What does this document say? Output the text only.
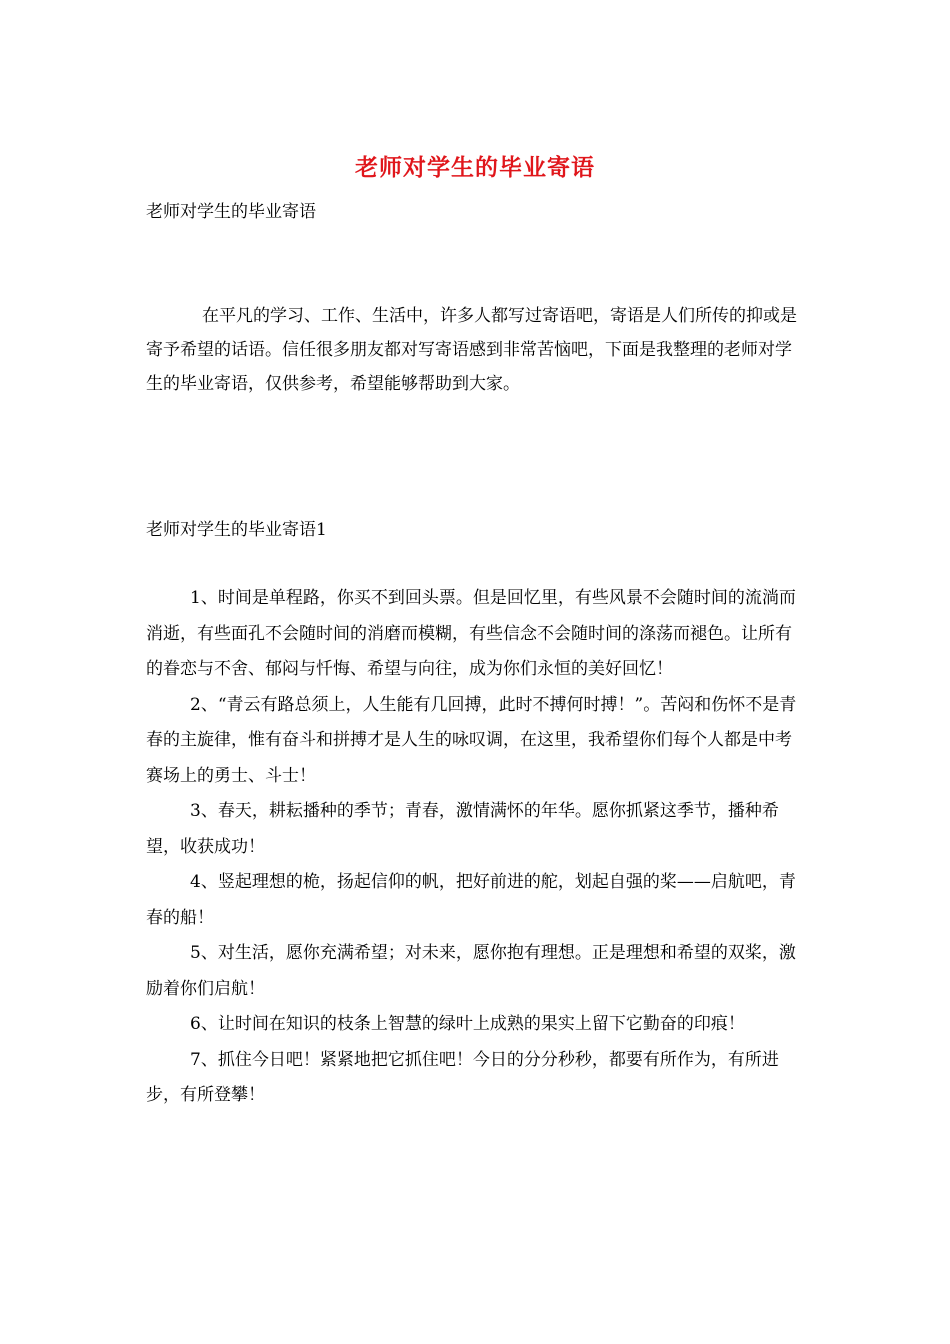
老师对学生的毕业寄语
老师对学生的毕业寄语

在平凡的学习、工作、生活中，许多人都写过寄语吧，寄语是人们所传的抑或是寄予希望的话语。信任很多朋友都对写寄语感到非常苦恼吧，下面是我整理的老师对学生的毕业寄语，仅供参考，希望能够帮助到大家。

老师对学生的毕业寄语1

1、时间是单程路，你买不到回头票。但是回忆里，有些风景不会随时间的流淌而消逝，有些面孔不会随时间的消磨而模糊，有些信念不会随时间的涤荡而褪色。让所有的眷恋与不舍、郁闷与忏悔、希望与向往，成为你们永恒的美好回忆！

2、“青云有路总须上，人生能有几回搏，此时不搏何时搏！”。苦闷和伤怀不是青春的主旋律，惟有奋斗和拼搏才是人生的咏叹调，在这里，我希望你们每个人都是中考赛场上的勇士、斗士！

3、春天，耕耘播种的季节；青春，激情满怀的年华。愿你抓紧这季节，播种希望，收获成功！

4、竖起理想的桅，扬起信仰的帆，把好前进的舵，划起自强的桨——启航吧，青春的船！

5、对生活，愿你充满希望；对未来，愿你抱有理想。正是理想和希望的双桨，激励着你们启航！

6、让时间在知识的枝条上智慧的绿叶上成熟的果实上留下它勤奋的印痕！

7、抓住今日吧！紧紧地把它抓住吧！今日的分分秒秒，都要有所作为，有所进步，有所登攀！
-=-=-=-=-
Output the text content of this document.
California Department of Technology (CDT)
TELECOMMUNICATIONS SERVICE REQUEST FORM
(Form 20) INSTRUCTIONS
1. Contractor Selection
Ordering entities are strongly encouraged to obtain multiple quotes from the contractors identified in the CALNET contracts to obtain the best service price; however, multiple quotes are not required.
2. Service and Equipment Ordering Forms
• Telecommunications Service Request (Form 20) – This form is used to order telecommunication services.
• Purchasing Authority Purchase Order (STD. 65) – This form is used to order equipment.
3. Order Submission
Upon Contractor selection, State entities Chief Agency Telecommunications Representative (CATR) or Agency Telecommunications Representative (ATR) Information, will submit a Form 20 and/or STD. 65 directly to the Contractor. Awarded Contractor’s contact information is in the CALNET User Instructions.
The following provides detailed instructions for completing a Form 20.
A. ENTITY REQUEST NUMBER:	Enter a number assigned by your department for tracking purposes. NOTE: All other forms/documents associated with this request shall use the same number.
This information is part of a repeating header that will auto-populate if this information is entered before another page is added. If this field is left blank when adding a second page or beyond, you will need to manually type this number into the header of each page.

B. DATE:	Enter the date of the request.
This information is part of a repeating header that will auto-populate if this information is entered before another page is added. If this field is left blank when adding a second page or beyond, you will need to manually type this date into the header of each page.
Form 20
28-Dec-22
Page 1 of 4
-=-=-=-=-
TASK DETAILS: Report the number of lines in the listing that include the string "date"; give nothing but the number.

REPLY TO THE TASK: 2